Problems and tasks:
• A. Quote the Rupert Street passage, starting at the words "From Abbie Chatfield" and ending after "live art collaborations.".
• B. Answer from the Rupert Street passage, one line per question:
(i) About how many pictures of their pubic hair have visitors drawn?
(ii) In which two years were the record-breaking Valentine's Day celebrations held?
(iii) Who is the co-director quoted at the end?

What started as an ambitious six-month project at 92 Rupert Street quickly spiralled into something much bigger. Across 25-plus rooms, visitors have drawn approximately 25,000 pictures of their pubic hair, smuggled out roughly 1,300 rubber boobs from the ball pit, and generated enough staff anecdotes to fill a novel. One man visited three days running asking to play “dicks and spoons” (nobody knows what this game involves). A couple ditched their wedding reception next door to take photos in the boobie ball pit. A doctor and his date had to leave after 20 minutes because their mushrooms kicked in too hard.
From Abbie Chatfield to shibari workshops
Beyond the headline-grabbing chaos, the venue hosted a packed program of special events throughout its run, from record-breaking Valentine’s Day celebrations in both 2025 and 2026 to burlesque with Evana DeLune, a live conversation with Abbie Chatfield and Esme James, shibari workshops, a Midsumma party and various live art collaborations.
“This has always been about creating something bold, intimate and emotionally charged,” says co-director David Strong. “Melbourne embraced it wholeheartedly. We’re incredibly proud of what was built here.”

Given entries:
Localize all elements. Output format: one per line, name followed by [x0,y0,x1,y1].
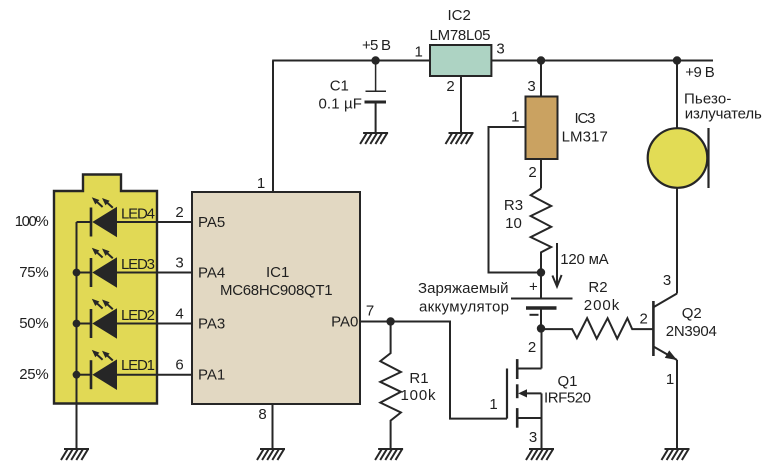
piezo bar [707,128,709,188]
wire cathode rail [76,222,78,449]
IC3 LM317 box [526,97,558,160]
svg-text:3: 3 [175,255,183,272]
svg-text:R3: R3 [504,197,523,214]
ground Q1 [526,449,554,460]
wire LED2 to PA3 [117,323,192,325]
wire IC1 pin1 to +5V rail [272,61,274,193]
svg-text:IC2: IC2 [448,7,471,24]
svg-text:LED2: LED2 [121,307,155,324]
wire battery minus to node [540,308,542,329]
resistor R2 [541,318,653,339]
wire junction to battery plus plate [540,273,542,299]
svg-text:1: 1 [666,371,674,388]
svg-text:2: 2 [446,78,454,95]
wire rail to IC3 pin3 [540,61,542,97]
wire rail to piezo [676,61,678,129]
svg-text:120 мА: 120 мА [560,251,609,268]
svg-text:1: 1 [415,44,423,61]
svg-text:излучатель: излучатель [685,106,762,123]
wire IC3 pin1 loop to battery plus [489,127,542,273]
svg-text:+: + [529,279,538,296]
svg-text:IC3: IC3 [575,110,596,127]
svg-text:LED3: LED3 [121,256,155,273]
rechargeable battery symbol [511,299,573,309]
svg-text:75%: 75% [19,264,48,281]
ground Q2 [662,449,690,460]
node LED3 junction [73,269,81,277]
node battery minus junction [537,324,545,332]
node IC3 top junction [537,56,545,64]
svg-text:4: 4 [175,306,183,323]
node R1 junction [386,317,394,325]
svg-text:0.1 µF: 0.1 µF [318,96,362,113]
node battery plus junction [537,268,545,276]
svg-text:LM317: LM317 [562,129,608,146]
svg-text:200k: 200k [584,297,620,314]
svg-text:PA5: PA5 [198,214,225,231]
svg-text:PA3: PA3 [198,316,225,333]
resistor R1 [380,322,401,450]
Q1 body arrow [518,389,527,397]
svg-text:1: 1 [511,109,519,126]
svg-text:2: 2 [528,339,536,356]
battery minus sign [530,314,539,316]
svg-text:LED1: LED1 [121,357,155,374]
svg-text:10: 10 [505,215,522,232]
piezo buzzer [648,128,708,188]
svg-text:PA0: PA0 [331,314,358,331]
svg-text:25%: 25% [19,366,48,383]
wire LED1 to PA1 [117,374,192,376]
svg-text:+5 В: +5 В [362,37,391,54]
svg-text:R2: R2 [588,279,607,296]
LED1 [77,350,118,390]
svg-text:3: 3 [663,272,671,289]
ground IC2 [446,133,474,144]
capacitor C1 [365,61,387,134]
svg-text:100k: 100k [401,387,437,404]
svg-text:100%: 100% [15,213,49,230]
ground R1 [375,449,403,460]
svg-text:2N3904: 2N3904 [666,323,717,340]
transistor Q2 2N3904 [653,188,677,449]
wire IC3 pin2 to R3 [540,159,542,189]
svg-text:1: 1 [257,175,265,192]
LED3 [77,248,118,288]
svg-text:C1: C1 [330,78,349,95]
wire +5V/+9V rail right of IC2 [491,60,713,62]
svg-text:8: 8 [258,406,266,423]
svg-text:Q1: Q1 [557,373,577,390]
LED4 [77,197,118,237]
svg-text:PA4: PA4 [198,265,225,282]
ground battery [61,449,89,460]
svg-text:Q2: Q2 [682,305,702,322]
svg-text:R1: R1 [409,370,428,387]
node C1 junction [371,56,379,64]
svg-text:6: 6 [175,357,183,374]
Q2 emitter arrow [665,350,677,360]
wire LED3 to PA4 [117,272,192,274]
node piezo junction [673,56,681,64]
svg-text:IC1: IC1 [266,264,289,281]
MOSFET Q1 IRF520 [507,329,542,450]
LED2 [77,299,118,339]
svg-text:7: 7 [366,303,374,320]
svg-text:50%: 50% [19,315,48,332]
svg-text:3: 3 [496,40,504,57]
ground C1 [360,133,388,144]
wire IC2 pin2 to ground [460,76,462,134]
svg-text:Заряжаемый: Заряжаемый [418,280,509,297]
svg-text:LED4: LED4 [121,206,155,223]
svg-text:2: 2 [640,311,648,328]
wire PA0 to R1/Q1 [360,322,507,419]
ground IC1 [257,449,285,460]
wire +5V rail left [272,60,430,62]
svg-text:PA1: PA1 [198,367,225,384]
svg-text:IRF520: IRF520 [544,389,591,406]
resistor R3 [531,189,552,273]
battery pack body [54,175,157,404]
svg-text:1: 1 [489,396,497,413]
svg-text:2: 2 [175,204,183,221]
wire LED4 to PA5 [117,221,192,223]
node LED2 junction [73,320,81,328]
svg-text:+9 В: +9 В [685,64,715,81]
svg-text:3: 3 [527,78,535,95]
IC2 LM78L05 box [430,45,491,76]
wire IC1 pin8 to ground [272,404,274,449]
IC1 MC68HC908QT1 box [192,192,360,404]
svg-text:2: 2 [528,164,536,181]
node LED1 junction [73,371,81,379]
current arrow 120 mA [552,243,561,287]
svg-text:LM78L05: LM78L05 [430,27,491,44]
svg-text:аккумулятор: аккумулятор [419,299,509,316]
svg-text:3: 3 [529,429,537,446]
svg-text:MC68HC908QT1: MC68HC908QT1 [220,282,333,299]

Results for each task:
• A.
From Abbie Chatfield to shibari workshops
Beyond the headline-grabbing chaos, the venue hosted a packed program of special events throughout its run, from record-breaking Valentine’s Day celebrations in both 2025 and 2026 to burlesque with Evana DeLune, a live conversation with Abbie Chatfield and Esme James, shibari workshops, a Midsumma party and various live art collaborations.

• B.
(i) Approximately 25,000
(ii) 2025 and 2026
(iii) David Strong